[Extracted data entries]
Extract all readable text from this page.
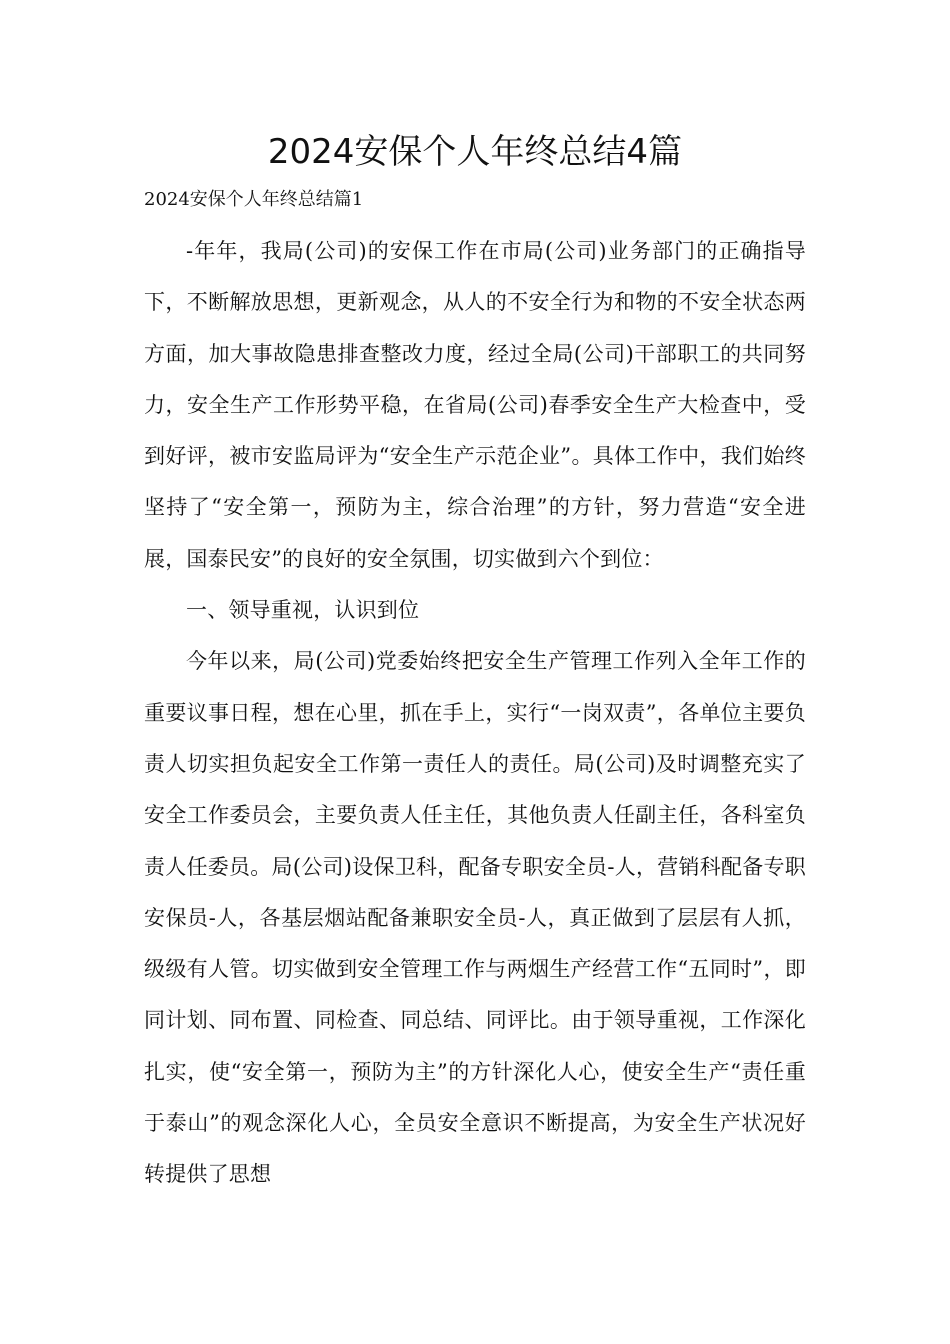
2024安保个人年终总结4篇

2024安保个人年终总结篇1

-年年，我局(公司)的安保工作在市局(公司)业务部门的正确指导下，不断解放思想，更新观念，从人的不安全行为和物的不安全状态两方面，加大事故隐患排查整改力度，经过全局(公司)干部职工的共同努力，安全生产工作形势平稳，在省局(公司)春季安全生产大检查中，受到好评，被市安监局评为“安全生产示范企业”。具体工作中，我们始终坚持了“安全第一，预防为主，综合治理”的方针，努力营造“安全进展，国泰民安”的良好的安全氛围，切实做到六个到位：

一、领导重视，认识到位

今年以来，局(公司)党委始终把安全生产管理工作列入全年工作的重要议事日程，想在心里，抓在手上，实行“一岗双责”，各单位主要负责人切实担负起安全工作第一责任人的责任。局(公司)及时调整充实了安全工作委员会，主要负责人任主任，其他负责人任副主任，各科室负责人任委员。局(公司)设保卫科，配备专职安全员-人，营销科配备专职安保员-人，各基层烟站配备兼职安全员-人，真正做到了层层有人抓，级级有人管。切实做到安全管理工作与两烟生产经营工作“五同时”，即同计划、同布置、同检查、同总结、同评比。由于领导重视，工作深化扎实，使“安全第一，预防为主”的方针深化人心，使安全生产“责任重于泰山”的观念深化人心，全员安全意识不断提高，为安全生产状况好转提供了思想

*Given exercise*:
Copy the records exactly as they appear, excluding images.

*Output for this exercise*:
Extract all readable text from this page.
2024安保个人年终总结4篇

2024安保个人年终总结篇1

-年年，我局(公司)的安保工作在市局(公司)业务部门的正确指导下，不断解放思想，更新观念，从人的不安全行为和物的不安全状态两方面，加大事故隐患排查整改力度，经过全局(公司)干部职工的共同努力，安全生产工作形势平稳，在省局(公司)春季安全生产大检查中，受到好评，被市安监局评为“安全生产示范企业”。具体工作中，我们始终坚持了“安全第一，预防为主，综合治理”的方针，努力营造“安全进展，国泰民安”的良好的安全氛围，切实做到六个到位：

一、领导重视，认识到位

今年以来，局(公司)党委始终把安全生产管理工作列入全年工作的重要议事日程，想在心里，抓在手上，实行“一岗双责”，各单位主要负责人切实担负起安全工作第一责任人的责任。局(公司)及时调整充实了安全工作委员会，主要负责人任主任，其他负责人任副主任，各科室负责人任委员。局(公司)设保卫科，配备专职安全员-人，营销科配备专职安保员-人，各基层烟站配备兼职安全员-人，真正做到了层层有人抓，级级有人管。切实做到安全管理工作与两烟生产经营工作“五同时”，即同计划、同布置、同检查、同总结、同评比。由于领导重视，工作深化扎实，使“安全第一，预防为主”的方针深化人心，使安全生产“责任重于泰山”的观念深化人心，全员安全意识不断提高，为安全生产状况好转提供了思想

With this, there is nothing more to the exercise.